● **Aim**
Copy the lines below verbatim, starting at the line containing "569, 834, 583)" and stopping after the line containing "bar[interactable] (158, 212, 564, 250)", with both of those lines included.

● **Input records**
····················

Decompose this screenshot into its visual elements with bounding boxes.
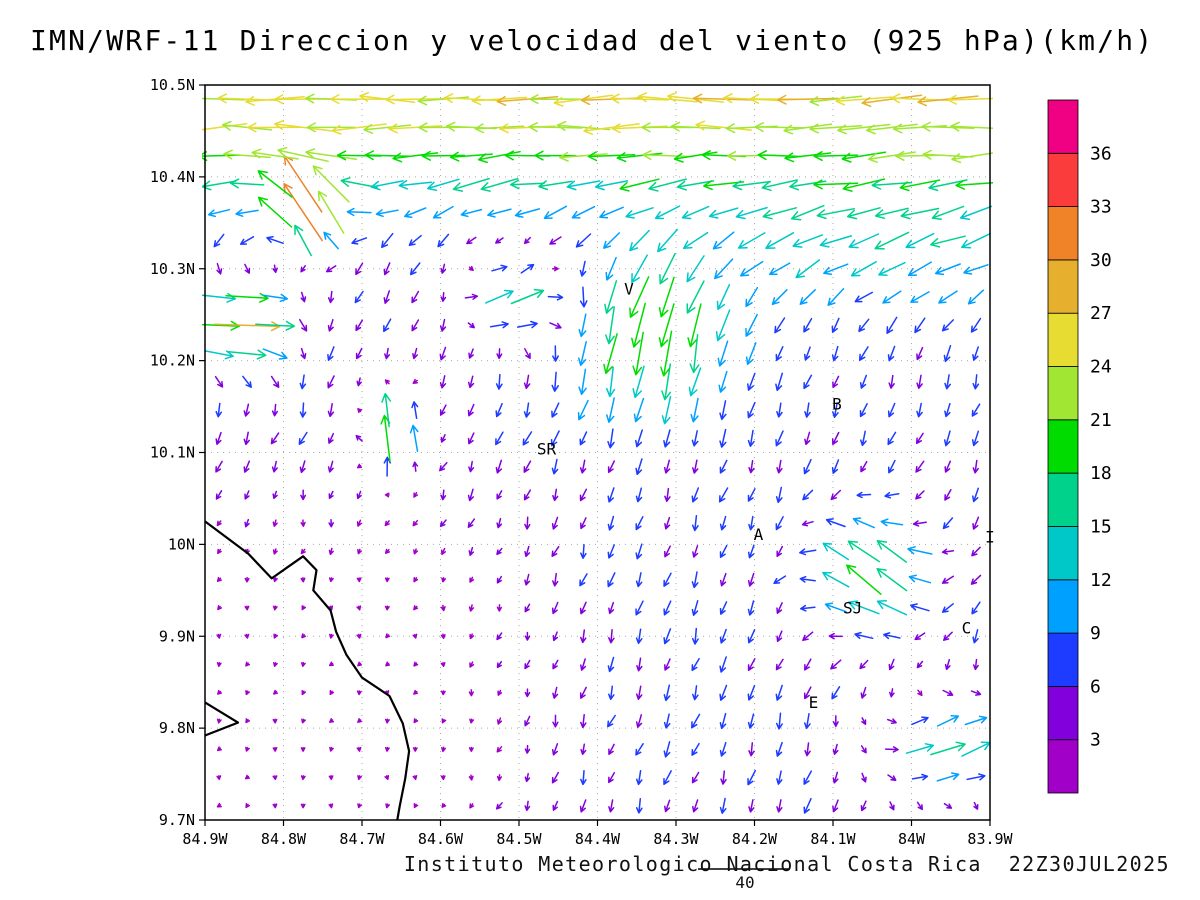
svg-text:33: 33 bbox=[1090, 197, 1112, 218]
station-label-B: B bbox=[832, 394, 842, 413]
svg-text:10N: 10N bbox=[168, 535, 195, 553]
svg-text:9.7N: 9.7N bbox=[159, 811, 195, 829]
grid-lines bbox=[205, 85, 990, 820]
svg-text:84.8W: 84.8W bbox=[261, 830, 307, 848]
svg-text:9.9N: 9.9N bbox=[159, 627, 195, 645]
svg-text:10.2N: 10.2N bbox=[150, 352, 195, 370]
svg-text:30: 30 bbox=[1090, 250, 1112, 271]
svg-text:10.1N: 10.1N bbox=[150, 444, 195, 462]
svg-text:84.6W: 84.6W bbox=[418, 830, 464, 848]
svg-text:10.5N: 10.5N bbox=[150, 76, 195, 94]
station-label-C: C bbox=[962, 619, 972, 638]
reference-vector-label: 40 bbox=[735, 873, 755, 892]
svg-text:84W: 84W bbox=[898, 830, 926, 848]
svg-text:84.5W: 84.5W bbox=[496, 830, 542, 848]
svg-text:3: 3 bbox=[1090, 730, 1101, 751]
station-label-V: V bbox=[624, 280, 634, 299]
svg-text:6: 6 bbox=[1090, 676, 1101, 697]
svg-text:84.9W: 84.9W bbox=[182, 830, 228, 848]
svg-text:36: 36 bbox=[1090, 143, 1112, 164]
svg-text:84.7W: 84.7W bbox=[339, 830, 385, 848]
wind-vectors bbox=[202, 91, 993, 814]
chart-footer: Instituto Meteorologico Nacional Costa R… bbox=[403, 852, 1170, 876]
svg-text:27: 27 bbox=[1090, 303, 1112, 324]
station-label-E: E bbox=[809, 693, 819, 712]
svg-text:18: 18 bbox=[1090, 463, 1112, 484]
svg-text:24: 24 bbox=[1090, 357, 1112, 378]
station-label-SR: SR bbox=[537, 439, 557, 458]
svg-text:84.2W: 84.2W bbox=[732, 830, 778, 848]
svg-text:9.8N: 9.8N bbox=[159, 719, 195, 737]
svg-text:12: 12 bbox=[1090, 570, 1112, 591]
svg-text:21: 21 bbox=[1090, 410, 1112, 431]
station-label-A: A bbox=[754, 525, 764, 544]
svg-text:83.9W: 83.9W bbox=[967, 830, 1013, 848]
svg-text:84.4W: 84.4W bbox=[575, 830, 621, 848]
chart-title: IMN/WRF-11 Direccion y velocidad del vie… bbox=[30, 24, 1155, 57]
axes: 84.9W 84.8W 84.7W 84.6W 84.5W 84.4W 84.3W 84.2W… bbox=[150, 76, 1014, 848]
svg-text:10.3N: 10.3N bbox=[150, 260, 195, 278]
svg-text:15: 15 bbox=[1090, 517, 1112, 538]
station-label-SJ: SJ bbox=[843, 598, 862, 617]
svg-text:10.4N: 10.4N bbox=[150, 168, 195, 186]
coastline bbox=[204, 520, 411, 821]
svg-text:9: 9 bbox=[1090, 623, 1101, 644]
svg-text:84.1W: 84.1W bbox=[810, 830, 856, 848]
svg-text:84.3W: 84.3W bbox=[653, 830, 699, 848]
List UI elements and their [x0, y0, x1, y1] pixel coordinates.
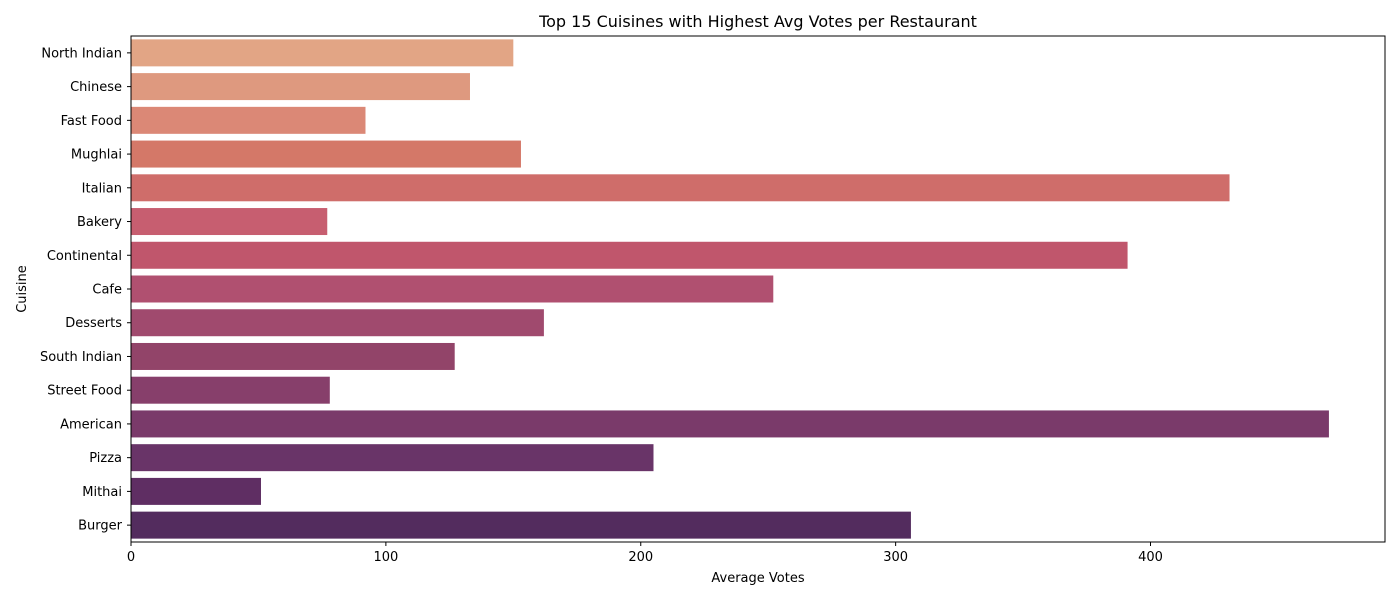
y-tick-labels: North Indian Chinese Fast Food Mughlai Itali…: [40, 46, 131, 534]
bar-bakery: [131, 208, 328, 236]
y-tick-label: Mithai: [82, 485, 122, 500]
y-tick-label: Burger: [78, 519, 123, 534]
bar-fast-food: [131, 106, 366, 134]
x-axis-label: Average Votes: [711, 571, 804, 586]
bar-desserts: [131, 309, 544, 337]
y-tick-label: Bakery: [77, 215, 122, 230]
bar-american: [131, 410, 1329, 438]
bar-italian: [131, 174, 1230, 202]
x-ticks: 0 100 200 300 400: [127, 542, 1163, 565]
bar-pizza: [131, 444, 654, 472]
y-tick-label: Cafe: [92, 283, 122, 298]
bar-mughlai: [131, 140, 521, 168]
y-tick-label: North Indian: [41, 46, 122, 61]
y-tick-label: Continental: [47, 249, 122, 264]
bar-chinese: [131, 73, 470, 101]
y-tick-label: American: [60, 417, 122, 432]
y-axis-label: Cuisine: [15, 265, 30, 313]
bars-group: [131, 39, 1329, 539]
chart-title: Top 15 Cuisines with Highest Avg Votes p…: [538, 12, 977, 31]
x-tick-label: 200: [628, 550, 653, 565]
bar-mithai: [131, 477, 261, 505]
y-tick-label: Desserts: [65, 316, 122, 331]
bar-continental: [131, 241, 1128, 269]
y-tick-label: South Indian: [40, 350, 122, 365]
x-tick-label: 400: [1138, 550, 1163, 565]
y-tick-label: Mughlai: [71, 148, 122, 163]
bar-south-indian: [131, 342, 455, 370]
x-tick-label: 300: [883, 550, 908, 565]
y-tick-label: Fast Food: [61, 114, 122, 129]
bar-street-food: [131, 376, 330, 404]
bar-north-indian: [131, 39, 514, 67]
y-tick-label: Italian: [82, 181, 122, 196]
x-tick-label: 100: [373, 550, 398, 565]
x-tick-label: 0: [127, 550, 135, 565]
y-tick-label: Pizza: [89, 451, 122, 466]
bar-cafe: [131, 275, 774, 303]
plot-frame: [130, 35, 1386, 543]
bar-burger: [131, 511, 911, 539]
y-tick-label: Chinese: [70, 80, 122, 95]
y-tick-label: Street Food: [47, 384, 122, 399]
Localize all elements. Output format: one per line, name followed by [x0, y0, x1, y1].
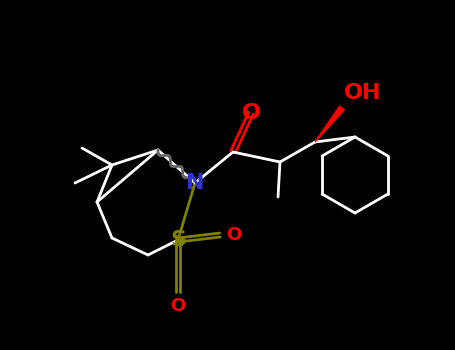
Text: O: O	[170, 297, 186, 315]
Text: N: N	[186, 173, 204, 193]
Text: O: O	[227, 226, 242, 244]
Text: S: S	[170, 230, 186, 250]
Polygon shape	[315, 106, 344, 142]
Text: OH: OH	[344, 83, 381, 103]
Text: O: O	[242, 103, 261, 123]
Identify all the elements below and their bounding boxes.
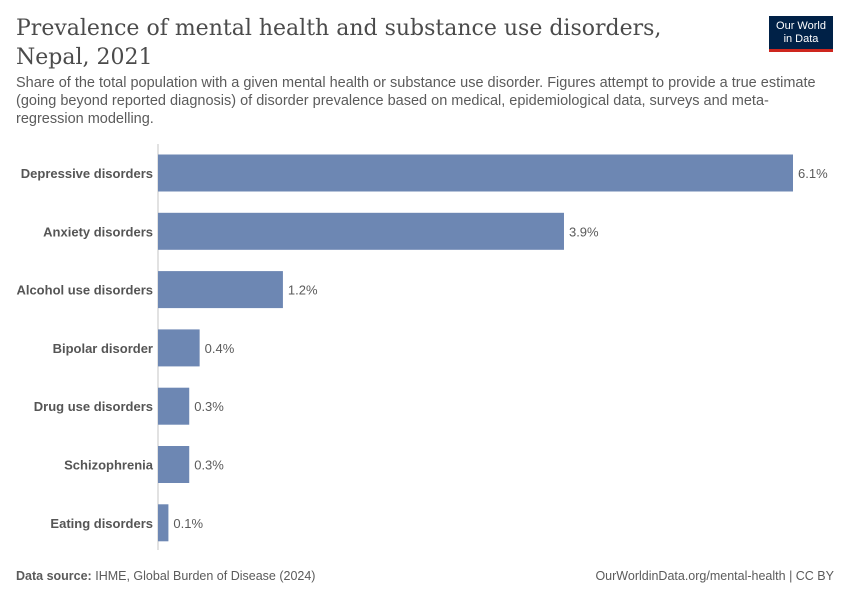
footer-credit-link[interactable]: OurWorldinData.org/mental-health | CC BY (595, 569, 834, 583)
category-label: Schizophrenia (64, 458, 154, 473)
category-label: Anxiety disorders (43, 224, 153, 239)
bar-chart: Depressive disorders 6.1% Anxiety disorder… (16, 144, 828, 550)
category-label: Alcohol use disorders (16, 283, 153, 298)
chart-title: Prevalence of mental health and substanc… (16, 16, 662, 70)
data-source: Data source: IHME, Global Burden of Dise… (16, 569, 315, 583)
category-label: Bipolar disorder (53, 341, 153, 356)
category-label: Eating disorders (50, 516, 153, 531)
value-label: 0.1% (173, 516, 203, 531)
bar[interactable] (158, 212, 564, 250)
chart-subtitle: Share of the total population with a giv… (16, 75, 816, 127)
bar[interactable] (158, 271, 283, 309)
category-label: Depressive disorders (21, 166, 153, 181)
logo-line-2: in Data (783, 33, 819, 45)
data-source-label: Data source: (16, 569, 92, 583)
data-source-text: IHME, Global Burden of Disease (2024) (95, 569, 316, 583)
category-label: Drug use disorders (34, 399, 153, 414)
value-label: 0.4% (205, 341, 235, 356)
bar[interactable] (158, 329, 200, 367)
value-label: 0.3% (194, 399, 224, 414)
bar[interactable] (158, 154, 793, 192)
logo-line-1: Our World (776, 20, 826, 32)
bar[interactable] (158, 504, 169, 542)
owid-logo[interactable]: Our World in Data (769, 16, 833, 52)
value-label: 6.1% (798, 166, 828, 181)
bar[interactable] (158, 446, 190, 483)
value-label: 1.2% (288, 283, 318, 298)
bar[interactable] (158, 387, 190, 425)
value-label: 3.9% (569, 224, 599, 239)
value-label: 0.3% (194, 458, 224, 473)
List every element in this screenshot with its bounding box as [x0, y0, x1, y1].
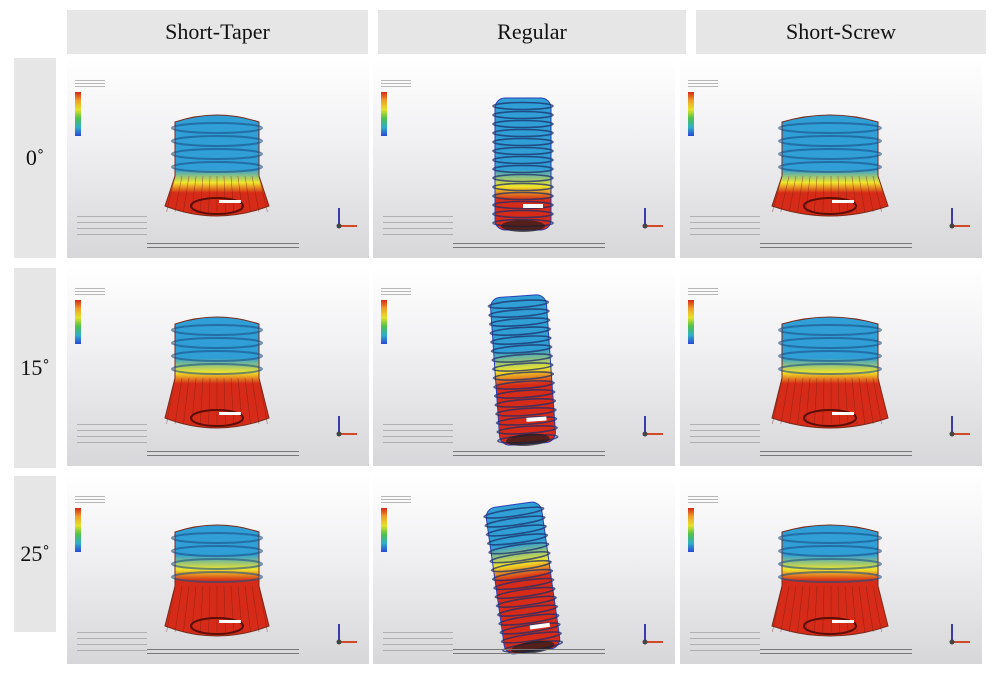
result-info-block: [77, 216, 147, 238]
legend-caption: [381, 80, 411, 88]
row-header-15deg: 15˚: [14, 268, 56, 468]
color-legend-icon: [688, 300, 694, 344]
axis-triad-icon: [949, 208, 970, 229]
scale-bar: [760, 451, 912, 456]
axis-triad-icon: [642, 208, 663, 229]
render-cell: [373, 474, 675, 664]
implant-render: [164, 114, 270, 217]
render-cell: [680, 266, 982, 466]
scale-bar: [453, 649, 605, 654]
axis-triad-icon: [336, 416, 357, 437]
color-legend-icon: [381, 508, 387, 552]
axis-triad-icon: [642, 416, 663, 437]
axis-triad-icon: [642, 624, 663, 645]
result-info-block: [383, 216, 453, 238]
column-header-regular: Regular: [378, 10, 686, 54]
scale-bar: [147, 451, 299, 456]
row-header-0deg: 0˚: [14, 58, 56, 258]
scale-bar: [760, 243, 912, 248]
scale-bar: [453, 451, 605, 456]
legend-caption: [688, 288, 718, 296]
result-info-block: [77, 424, 147, 446]
legend-caption: [688, 496, 718, 504]
legend-caption: [381, 496, 411, 504]
result-info-block: [383, 632, 453, 654]
legend-caption: [75, 80, 105, 88]
render-cell: [373, 266, 675, 466]
implant-render: [164, 316, 270, 429]
legend-caption: [381, 288, 411, 296]
axis-triad-icon: [336, 624, 357, 645]
color-legend-icon: [688, 92, 694, 136]
color-legend-icon: [381, 92, 387, 136]
implant-render: [492, 97, 554, 232]
scale-bar: [453, 243, 605, 248]
color-legend-icon: [75, 508, 81, 552]
render-cell: [680, 58, 982, 258]
implant-render: [771, 524, 889, 637]
scale-bar: [760, 649, 912, 654]
color-legend-icon: [381, 300, 387, 344]
render-cell: [67, 266, 369, 466]
legend-caption: [75, 496, 105, 504]
axis-triad-icon: [336, 208, 357, 229]
result-info-block: [77, 632, 147, 654]
implant-render: [487, 294, 559, 447]
color-legend-icon: [75, 92, 81, 136]
column-header-short-screw: Short-Screw: [696, 10, 986, 54]
row-header-25deg: 25˚: [14, 476, 56, 632]
legend-caption: [75, 288, 105, 296]
implant-render: [771, 316, 889, 429]
legend-caption: [688, 80, 718, 88]
result-info-block: [383, 424, 453, 446]
color-legend-icon: [75, 300, 81, 344]
render-cell: [680, 474, 982, 664]
render-cell: [373, 58, 675, 258]
column-header-short-taper: Short-Taper: [67, 10, 368, 54]
result-info-block: [690, 424, 760, 446]
implant-render: [483, 501, 564, 655]
axis-triad-icon: [949, 416, 970, 437]
render-cell: [67, 474, 369, 664]
color-legend-icon: [688, 508, 694, 552]
scale-bar: [147, 243, 299, 248]
axis-triad-icon: [949, 624, 970, 645]
scale-bar: [147, 649, 299, 654]
render-cell: [67, 58, 369, 258]
result-info-block: [690, 216, 760, 238]
implant-render: [771, 114, 889, 217]
result-info-block: [690, 632, 760, 654]
implant-render: [164, 524, 270, 637]
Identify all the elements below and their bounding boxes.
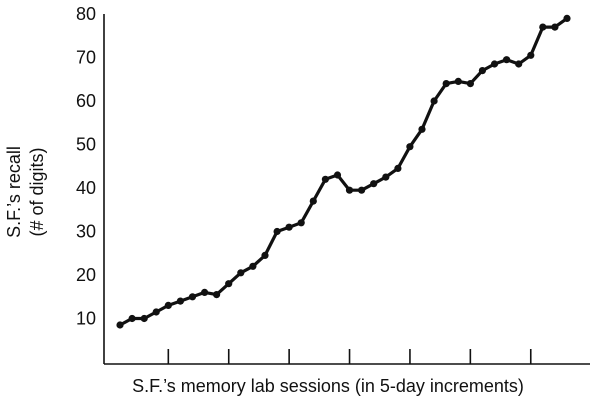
data-point <box>418 125 426 133</box>
data-point <box>527 51 535 59</box>
data-point <box>515 60 523 68</box>
data-point <box>563 14 571 22</box>
data-point <box>370 180 378 188</box>
data-point <box>345 186 354 194</box>
data-point <box>382 173 390 181</box>
recall-series-line <box>118 16 569 327</box>
data-point <box>551 23 559 31</box>
y-tick-label: 20 <box>76 265 96 285</box>
data-point <box>309 197 317 205</box>
data-point <box>128 314 136 323</box>
data-point <box>176 297 184 305</box>
y-tick-label: 60 <box>76 91 96 111</box>
data-point <box>358 186 366 194</box>
data-point <box>188 293 197 301</box>
data-point <box>539 23 547 31</box>
data-point <box>321 175 329 183</box>
data-point <box>297 219 305 227</box>
data-point <box>285 223 293 231</box>
data-point <box>478 67 486 75</box>
data-point <box>430 97 438 105</box>
y-axis-title-line-1: S.F.’s recall <box>4 146 24 238</box>
data-point <box>406 143 414 151</box>
x-axis-title: S.F.’s memory lab sessions (in 5-day inc… <box>132 376 524 396</box>
y-tick-label: 10 <box>76 309 96 329</box>
y-tick-label: 30 <box>76 222 96 242</box>
data-point <box>201 288 209 296</box>
data-point <box>225 280 233 288</box>
y-tick-label: 70 <box>76 48 96 68</box>
data-point <box>466 80 474 88</box>
y-axis-title-line-2: (# of digits) <box>27 147 47 236</box>
x-axis-ticks <box>167 349 532 364</box>
y-tick-label: 40 <box>76 178 96 198</box>
y-tick-label: 80 <box>76 4 96 24</box>
data-points <box>116 14 571 329</box>
data-point <box>237 269 245 277</box>
data-point <box>249 262 257 270</box>
data-point <box>394 164 402 172</box>
data-point <box>454 77 462 85</box>
data-point <box>442 80 450 88</box>
data-point <box>273 227 281 236</box>
data-point <box>503 56 511 64</box>
data-point <box>333 171 342 179</box>
data-point <box>213 291 221 299</box>
data-point <box>164 301 172 309</box>
data-point <box>116 321 124 329</box>
y-tick-label: 50 <box>76 135 96 155</box>
data-point <box>261 251 269 259</box>
data-point <box>152 308 160 316</box>
data-point <box>490 60 499 68</box>
data-point <box>140 314 148 323</box>
y-axis-tick-labels: 10 20 30 40 50 60 70 80 <box>76 4 96 329</box>
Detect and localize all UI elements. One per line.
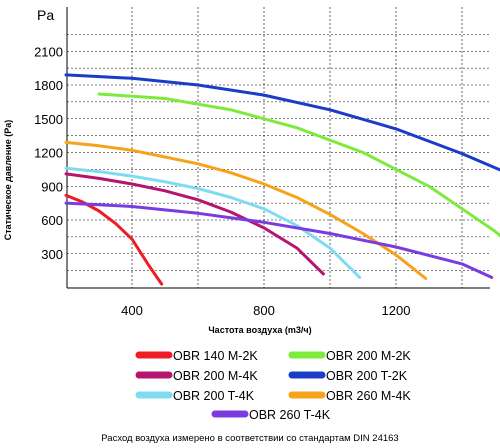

····················

● **Solution below**
footer-credit-link[interactable]: OurWorldinData.org/mental-health | CC BY (595, 569, 834, 583)
category-label: Schizophrenia (64, 458, 154, 473)
category-label: Anxiety disorders (43, 224, 153, 239)
bar-chart: Depressive disorders 6.1% Anxiety disorder… (16, 144, 828, 550)
category-label: Alcohol use disorders (16, 283, 153, 298)
chart-title: Prevalence of mental health and substanc… (16, 16, 662, 70)
data-source: Data source: IHME, Global Burden of Dise… (16, 569, 315, 583)
category-label: Bipolar disorder (53, 341, 153, 356)
category-label: Eating disorders (50, 516, 153, 531)
value-label: 0.1% (173, 516, 203, 531)
bar[interactable] (158, 212, 564, 250)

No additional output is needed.